## [What to produce]
Reproduce the data verbatim, starting at the first line and ending at the line that contains "630, 653, 674]", with both of those lines included.

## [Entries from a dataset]
######

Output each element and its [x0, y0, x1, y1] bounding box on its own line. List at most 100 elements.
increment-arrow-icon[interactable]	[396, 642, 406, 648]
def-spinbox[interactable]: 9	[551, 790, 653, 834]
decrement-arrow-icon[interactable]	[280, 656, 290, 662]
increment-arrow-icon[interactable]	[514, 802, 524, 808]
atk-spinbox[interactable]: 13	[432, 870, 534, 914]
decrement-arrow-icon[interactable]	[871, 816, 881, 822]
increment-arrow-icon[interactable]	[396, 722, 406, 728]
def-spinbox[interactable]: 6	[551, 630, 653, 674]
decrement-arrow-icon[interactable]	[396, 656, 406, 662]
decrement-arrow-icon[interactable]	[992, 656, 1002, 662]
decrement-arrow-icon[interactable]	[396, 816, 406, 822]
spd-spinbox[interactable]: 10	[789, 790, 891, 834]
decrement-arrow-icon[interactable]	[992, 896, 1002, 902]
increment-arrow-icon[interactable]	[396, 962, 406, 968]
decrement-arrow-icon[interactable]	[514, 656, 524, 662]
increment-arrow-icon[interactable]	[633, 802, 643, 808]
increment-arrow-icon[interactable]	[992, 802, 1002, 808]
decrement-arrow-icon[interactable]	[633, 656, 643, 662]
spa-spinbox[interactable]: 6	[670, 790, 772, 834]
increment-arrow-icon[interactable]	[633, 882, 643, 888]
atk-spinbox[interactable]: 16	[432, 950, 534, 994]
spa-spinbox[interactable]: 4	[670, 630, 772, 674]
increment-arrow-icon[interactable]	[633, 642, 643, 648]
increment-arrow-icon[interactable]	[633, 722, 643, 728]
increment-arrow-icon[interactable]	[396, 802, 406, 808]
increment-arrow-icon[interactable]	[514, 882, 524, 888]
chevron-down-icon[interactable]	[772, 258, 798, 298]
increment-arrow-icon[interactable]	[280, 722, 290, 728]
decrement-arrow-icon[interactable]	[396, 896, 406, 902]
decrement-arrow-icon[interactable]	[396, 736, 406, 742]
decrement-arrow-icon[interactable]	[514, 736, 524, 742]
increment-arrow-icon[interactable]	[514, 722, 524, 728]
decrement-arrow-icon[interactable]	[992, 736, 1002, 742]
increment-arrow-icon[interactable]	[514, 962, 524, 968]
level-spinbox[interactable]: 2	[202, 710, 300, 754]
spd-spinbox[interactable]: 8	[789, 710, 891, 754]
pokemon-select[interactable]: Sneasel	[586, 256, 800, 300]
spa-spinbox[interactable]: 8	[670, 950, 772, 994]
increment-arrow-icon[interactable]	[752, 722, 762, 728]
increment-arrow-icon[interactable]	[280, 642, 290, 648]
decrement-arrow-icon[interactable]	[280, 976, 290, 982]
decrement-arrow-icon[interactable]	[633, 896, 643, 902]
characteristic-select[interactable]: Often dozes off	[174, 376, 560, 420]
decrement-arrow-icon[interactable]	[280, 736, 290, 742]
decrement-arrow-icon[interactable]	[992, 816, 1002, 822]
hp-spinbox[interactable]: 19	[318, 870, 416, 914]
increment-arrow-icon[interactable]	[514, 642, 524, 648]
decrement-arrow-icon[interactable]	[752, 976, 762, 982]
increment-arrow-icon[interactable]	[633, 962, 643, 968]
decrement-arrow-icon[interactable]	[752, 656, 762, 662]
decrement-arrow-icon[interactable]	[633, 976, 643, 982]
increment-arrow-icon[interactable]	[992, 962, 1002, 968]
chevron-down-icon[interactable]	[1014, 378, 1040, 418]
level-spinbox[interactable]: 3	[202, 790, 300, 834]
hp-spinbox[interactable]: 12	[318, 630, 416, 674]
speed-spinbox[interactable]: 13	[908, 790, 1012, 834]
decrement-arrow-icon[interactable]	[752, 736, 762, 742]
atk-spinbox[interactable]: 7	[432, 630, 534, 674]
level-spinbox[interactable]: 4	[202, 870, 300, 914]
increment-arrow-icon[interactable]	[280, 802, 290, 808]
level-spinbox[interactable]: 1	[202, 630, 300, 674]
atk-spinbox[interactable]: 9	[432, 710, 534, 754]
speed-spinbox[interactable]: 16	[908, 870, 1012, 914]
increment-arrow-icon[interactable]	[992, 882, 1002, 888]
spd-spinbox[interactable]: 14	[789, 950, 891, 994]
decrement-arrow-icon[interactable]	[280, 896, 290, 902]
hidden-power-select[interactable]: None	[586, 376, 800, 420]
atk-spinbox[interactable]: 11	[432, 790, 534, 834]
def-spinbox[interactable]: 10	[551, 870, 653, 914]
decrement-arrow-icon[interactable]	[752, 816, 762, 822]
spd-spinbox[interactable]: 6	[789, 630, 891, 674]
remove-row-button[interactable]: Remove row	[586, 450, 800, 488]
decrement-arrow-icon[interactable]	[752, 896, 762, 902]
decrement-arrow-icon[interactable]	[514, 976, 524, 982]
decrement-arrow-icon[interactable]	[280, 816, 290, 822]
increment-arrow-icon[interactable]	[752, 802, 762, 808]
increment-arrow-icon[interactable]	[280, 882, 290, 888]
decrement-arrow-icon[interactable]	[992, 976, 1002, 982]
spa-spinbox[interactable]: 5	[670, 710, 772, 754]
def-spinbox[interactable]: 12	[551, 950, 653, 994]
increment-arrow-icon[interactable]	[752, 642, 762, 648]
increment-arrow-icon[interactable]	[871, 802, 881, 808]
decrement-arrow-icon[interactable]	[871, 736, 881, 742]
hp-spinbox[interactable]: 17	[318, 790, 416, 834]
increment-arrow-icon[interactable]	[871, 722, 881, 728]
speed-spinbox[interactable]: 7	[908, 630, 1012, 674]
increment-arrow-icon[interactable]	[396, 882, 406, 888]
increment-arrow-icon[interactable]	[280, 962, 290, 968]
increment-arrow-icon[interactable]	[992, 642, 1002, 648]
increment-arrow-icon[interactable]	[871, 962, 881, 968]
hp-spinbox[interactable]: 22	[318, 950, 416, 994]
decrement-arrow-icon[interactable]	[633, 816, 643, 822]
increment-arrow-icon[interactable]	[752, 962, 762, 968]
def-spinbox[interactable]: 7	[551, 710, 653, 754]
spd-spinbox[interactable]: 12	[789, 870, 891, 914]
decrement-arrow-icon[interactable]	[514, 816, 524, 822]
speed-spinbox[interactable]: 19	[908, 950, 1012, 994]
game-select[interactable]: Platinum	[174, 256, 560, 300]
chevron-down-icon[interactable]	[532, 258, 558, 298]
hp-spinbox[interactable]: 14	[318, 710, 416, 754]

######

## [Solution to this exercise]
Output each element and its [x0, y0, x1, y1] bounding box on its own line. List at most 100 elements.
increment-arrow-icon[interactable]	[396, 642, 406, 648]
def-spinbox[interactable]: 9	[551, 790, 653, 834]
decrement-arrow-icon[interactable]	[280, 656, 290, 662]
increment-arrow-icon[interactable]	[514, 802, 524, 808]
atk-spinbox[interactable]: 13	[432, 870, 534, 914]
decrement-arrow-icon[interactable]	[871, 816, 881, 822]
increment-arrow-icon[interactable]	[396, 722, 406, 728]
def-spinbox[interactable]: 6	[551, 630, 653, 674]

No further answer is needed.